Dataset rows
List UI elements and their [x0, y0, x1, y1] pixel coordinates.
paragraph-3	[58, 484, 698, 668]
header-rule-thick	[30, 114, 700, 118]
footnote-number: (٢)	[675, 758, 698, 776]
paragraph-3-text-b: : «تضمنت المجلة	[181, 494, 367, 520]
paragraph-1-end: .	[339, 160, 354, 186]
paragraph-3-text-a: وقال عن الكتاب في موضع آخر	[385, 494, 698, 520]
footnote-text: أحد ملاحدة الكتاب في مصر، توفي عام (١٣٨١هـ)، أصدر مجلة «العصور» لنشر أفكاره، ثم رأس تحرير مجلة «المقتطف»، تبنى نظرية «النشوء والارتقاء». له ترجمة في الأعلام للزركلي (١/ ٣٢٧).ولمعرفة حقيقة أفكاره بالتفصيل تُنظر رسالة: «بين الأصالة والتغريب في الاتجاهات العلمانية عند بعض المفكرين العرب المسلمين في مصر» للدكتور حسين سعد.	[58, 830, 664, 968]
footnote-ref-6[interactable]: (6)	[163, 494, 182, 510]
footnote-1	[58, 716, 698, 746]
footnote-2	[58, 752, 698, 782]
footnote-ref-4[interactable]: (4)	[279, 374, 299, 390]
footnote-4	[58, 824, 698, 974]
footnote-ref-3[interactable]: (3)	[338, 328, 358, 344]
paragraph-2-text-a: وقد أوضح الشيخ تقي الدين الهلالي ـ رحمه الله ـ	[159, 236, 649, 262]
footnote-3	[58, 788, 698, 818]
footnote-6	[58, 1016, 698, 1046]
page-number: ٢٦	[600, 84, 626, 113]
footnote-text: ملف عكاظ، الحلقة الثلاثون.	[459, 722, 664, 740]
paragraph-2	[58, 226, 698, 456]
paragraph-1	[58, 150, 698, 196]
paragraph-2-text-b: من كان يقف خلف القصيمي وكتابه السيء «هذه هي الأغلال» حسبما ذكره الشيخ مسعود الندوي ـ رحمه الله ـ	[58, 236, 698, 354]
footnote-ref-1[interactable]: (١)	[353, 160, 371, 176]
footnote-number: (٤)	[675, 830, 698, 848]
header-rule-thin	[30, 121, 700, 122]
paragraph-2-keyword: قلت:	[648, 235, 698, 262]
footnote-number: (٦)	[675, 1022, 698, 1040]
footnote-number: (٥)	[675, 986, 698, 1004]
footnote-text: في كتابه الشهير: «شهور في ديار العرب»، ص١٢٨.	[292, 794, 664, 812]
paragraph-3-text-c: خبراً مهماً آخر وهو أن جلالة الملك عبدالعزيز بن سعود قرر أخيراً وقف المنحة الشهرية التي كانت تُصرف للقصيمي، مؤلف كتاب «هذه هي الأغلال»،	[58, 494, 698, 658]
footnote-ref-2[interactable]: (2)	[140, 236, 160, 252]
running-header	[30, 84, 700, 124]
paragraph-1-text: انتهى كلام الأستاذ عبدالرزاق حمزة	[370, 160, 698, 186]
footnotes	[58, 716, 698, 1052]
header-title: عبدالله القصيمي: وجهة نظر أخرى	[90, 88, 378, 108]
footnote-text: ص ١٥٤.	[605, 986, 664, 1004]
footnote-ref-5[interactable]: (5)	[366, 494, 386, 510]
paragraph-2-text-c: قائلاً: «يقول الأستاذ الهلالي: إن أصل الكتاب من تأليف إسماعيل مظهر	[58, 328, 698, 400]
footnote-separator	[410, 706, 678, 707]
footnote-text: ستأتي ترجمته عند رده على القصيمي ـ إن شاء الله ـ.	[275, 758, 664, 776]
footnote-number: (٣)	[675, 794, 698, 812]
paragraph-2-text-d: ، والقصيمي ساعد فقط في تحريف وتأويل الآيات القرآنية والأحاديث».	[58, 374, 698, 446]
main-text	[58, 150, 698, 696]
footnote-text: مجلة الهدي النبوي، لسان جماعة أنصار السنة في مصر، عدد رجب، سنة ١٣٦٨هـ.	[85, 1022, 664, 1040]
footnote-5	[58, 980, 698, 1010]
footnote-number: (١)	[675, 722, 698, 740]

Your objective
Can you quote the items word for word, from the very first one through the one containing "paragraph-3-text-a: وقال عن", with both of those included?

Exercise solution
List UI elements and their [x0, y0, x1, y1] pixel coordinates.
paragraph-3	[58, 484, 698, 668]
header-rule-thick	[30, 114, 700, 118]
footnote-number: (٢)	[675, 758, 698, 776]
paragraph-3-text-b: : «تضمنت المجلة	[181, 494, 367, 520]
paragraph-1-end: .	[339, 160, 354, 186]
paragraph-3-text-a: وقال عن الكتاب في موضع آخر	[385, 494, 698, 520]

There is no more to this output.